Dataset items

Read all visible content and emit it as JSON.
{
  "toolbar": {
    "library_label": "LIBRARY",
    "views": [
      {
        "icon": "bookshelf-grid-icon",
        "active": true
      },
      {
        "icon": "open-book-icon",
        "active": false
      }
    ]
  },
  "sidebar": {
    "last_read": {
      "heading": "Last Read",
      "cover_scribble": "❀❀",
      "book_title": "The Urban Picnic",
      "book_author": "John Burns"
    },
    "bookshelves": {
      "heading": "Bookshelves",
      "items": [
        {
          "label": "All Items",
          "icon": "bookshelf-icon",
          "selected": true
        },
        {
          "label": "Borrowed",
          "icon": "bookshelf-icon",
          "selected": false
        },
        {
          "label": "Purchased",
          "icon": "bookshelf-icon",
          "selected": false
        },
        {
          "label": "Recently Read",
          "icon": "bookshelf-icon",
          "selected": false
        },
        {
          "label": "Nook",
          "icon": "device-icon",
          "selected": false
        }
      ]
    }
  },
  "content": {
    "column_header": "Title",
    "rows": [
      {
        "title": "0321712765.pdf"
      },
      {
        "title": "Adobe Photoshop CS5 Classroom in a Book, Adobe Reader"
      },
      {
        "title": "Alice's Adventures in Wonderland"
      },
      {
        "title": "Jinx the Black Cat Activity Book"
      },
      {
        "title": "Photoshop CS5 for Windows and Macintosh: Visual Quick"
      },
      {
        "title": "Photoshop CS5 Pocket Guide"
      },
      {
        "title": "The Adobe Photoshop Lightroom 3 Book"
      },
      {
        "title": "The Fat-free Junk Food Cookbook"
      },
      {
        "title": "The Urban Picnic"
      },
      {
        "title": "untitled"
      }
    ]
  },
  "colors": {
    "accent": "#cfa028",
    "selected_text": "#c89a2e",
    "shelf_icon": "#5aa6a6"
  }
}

▶ WHAT THIS TASK INVOLVES
Every line that holds the word "Urban" counts once; state the total number of such lines and nothing else.

▶ ANSWER TO THIS PROBLEM
2